• [Raw records]
········

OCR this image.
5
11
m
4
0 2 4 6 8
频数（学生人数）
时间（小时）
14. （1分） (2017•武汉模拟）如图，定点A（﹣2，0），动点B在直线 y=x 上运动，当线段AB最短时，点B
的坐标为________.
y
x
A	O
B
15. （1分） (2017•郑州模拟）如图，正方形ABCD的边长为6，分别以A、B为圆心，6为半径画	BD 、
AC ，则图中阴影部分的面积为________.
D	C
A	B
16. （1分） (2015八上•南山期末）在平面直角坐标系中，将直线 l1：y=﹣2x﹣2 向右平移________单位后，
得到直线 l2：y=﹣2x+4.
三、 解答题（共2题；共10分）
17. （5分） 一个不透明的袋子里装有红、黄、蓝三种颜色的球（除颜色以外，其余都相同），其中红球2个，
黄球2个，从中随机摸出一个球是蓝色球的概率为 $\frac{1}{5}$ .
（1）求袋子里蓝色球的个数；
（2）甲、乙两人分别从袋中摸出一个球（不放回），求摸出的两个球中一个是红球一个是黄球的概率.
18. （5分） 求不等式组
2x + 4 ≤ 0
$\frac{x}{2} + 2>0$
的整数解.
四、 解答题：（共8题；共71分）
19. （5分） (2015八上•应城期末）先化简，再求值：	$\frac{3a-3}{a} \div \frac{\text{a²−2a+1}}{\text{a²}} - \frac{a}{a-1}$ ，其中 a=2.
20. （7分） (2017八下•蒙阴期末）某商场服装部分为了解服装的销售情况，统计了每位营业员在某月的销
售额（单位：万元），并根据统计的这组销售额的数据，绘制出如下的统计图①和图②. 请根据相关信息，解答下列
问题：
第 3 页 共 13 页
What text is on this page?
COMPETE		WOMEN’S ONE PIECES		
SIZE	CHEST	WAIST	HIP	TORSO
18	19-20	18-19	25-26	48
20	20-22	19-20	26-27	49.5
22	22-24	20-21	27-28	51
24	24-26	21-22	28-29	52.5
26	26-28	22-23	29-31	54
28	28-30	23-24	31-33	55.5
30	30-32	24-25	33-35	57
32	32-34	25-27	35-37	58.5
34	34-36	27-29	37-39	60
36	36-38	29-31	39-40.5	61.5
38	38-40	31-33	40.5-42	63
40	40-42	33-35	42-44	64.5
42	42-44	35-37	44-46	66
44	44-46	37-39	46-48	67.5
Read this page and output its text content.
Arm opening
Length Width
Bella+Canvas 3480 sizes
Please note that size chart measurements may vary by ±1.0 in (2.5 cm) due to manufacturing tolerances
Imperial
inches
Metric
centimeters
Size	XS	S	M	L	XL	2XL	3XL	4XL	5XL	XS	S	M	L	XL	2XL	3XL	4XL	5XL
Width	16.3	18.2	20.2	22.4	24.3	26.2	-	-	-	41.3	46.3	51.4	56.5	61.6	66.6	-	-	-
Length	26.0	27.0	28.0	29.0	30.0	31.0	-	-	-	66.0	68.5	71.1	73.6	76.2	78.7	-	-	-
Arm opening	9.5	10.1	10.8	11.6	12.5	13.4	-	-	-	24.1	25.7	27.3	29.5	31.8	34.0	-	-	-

········

Would you copy out each line exactly as written?

OCR this image.
5
11
m
4
0 2 4 6 8
频数（学生人数）
时间（小时）
14. （1分） (2017•武汉模拟）如图，定点A（﹣2，0），动点B在直线 y=x 上运动，当线段AB最短时，点B
的坐标为________.
y
x
A	O
B
15. （1分） (2017•郑州模拟）如图，正方形ABCD的边长为6，分别以A、B为圆心，6为半径画	BD 、
AC ，则图中阴影部分的面积为________.
D	C
A	B
16. （1分） (2015八上•南山期末）在平面直角坐标系中，将直线 l1：y=﹣2x﹣2 向右平移________单位后，
得到直线 l2：y=﹣2x+4.
三、 解答题（共2题；共10分）
17. （5分） 一个不透明的袋子里装有红、黄、蓝三种颜色的球（除颜色以外，其余都相同），其中红球2个，
黄球2个，从中随机摸出一个球是蓝色球的概率为 $\frac{1}{5}$ .
（1）求袋子里蓝色球的个数；
（2）甲、乙两人分别从袋中摸出一个球（不放回），求摸出的两个球中一个是红球一个是黄球的概率.
18. （5分） 求不等式组
2x + 4 ≤ 0
$\frac{x}{2} + 2>0$
的整数解.
四、 解答题：（共8题；共71分）
19. （5分） (2015八上•应城期末）先化简，再求值：	$\frac{3a-3}{a} \div \frac{\text{a²−2a+1}}{\text{a²}} - \frac{a}{a-1}$ ，其中 a=2.
20. （7分） (2017八下•蒙阴期末）某商场服装部分为了解服装的销售情况，统计了每位营业员在某月的销
售额（单位：万元），并根据统计的这组销售额的数据，绘制出如下的统计图①和图②. 请根据相关信息，解答下列
问题：
第 3 页 共 13 页
What text is on this page?
COMPETE		WOMEN’S ONE PIECES		
SIZE	CHEST	WAIST	HIP	TORSO
18	19-20	18-19	25-26	48
20	20-22	19-20	26-27	49.5
22	22-24	20-21	27-28	51
24	24-26	21-22	28-29	52.5
26	26-28	22-23	29-31	54
28	28-30	23-24	31-33	55.5
30	30-32	24-25	33-35	57
32	32-34	25-27	35-37	58.5
34	34-36	27-29	37-39	60
36	36-38	29-31	39-40.5	61.5
38	38-40	31-33	40.5-42	63
40	40-42	33-35	42-44	64.5
42	42-44	35-37	44-46	66
44	44-46	37-39	46-48	67.5
Read this page and output its text content.
Arm opening
Length Width
Bella+Canvas 3480 sizes
Please note that size chart measurements may vary by ±1.0 in (2.5 cm) due to manufacturing tolerances
Imperial
inches
Metric
centimeters
Size	XS	S	M	L	XL	2XL	3XL	4XL	5XL	XS	S	M	L	XL	2XL	3XL	4XL	5XL
Width	16.3	18.2	20.2	22.4	24.3	26.2	-	-	-	41.3	46.3	51.4	56.5	61.6	66.6	-	-	-
Length	26.0	27.0	28.0	29.0	30.0	31.0	-	-	-	66.0	68.5	71.1	73.6	76.2	78.7	-	-	-
Arm opening	9.5	10.1	10.8	11.6	12.5	13.4	-	-	-	24.1	25.7	27.3	29.5	31.8	34.0	-	-	-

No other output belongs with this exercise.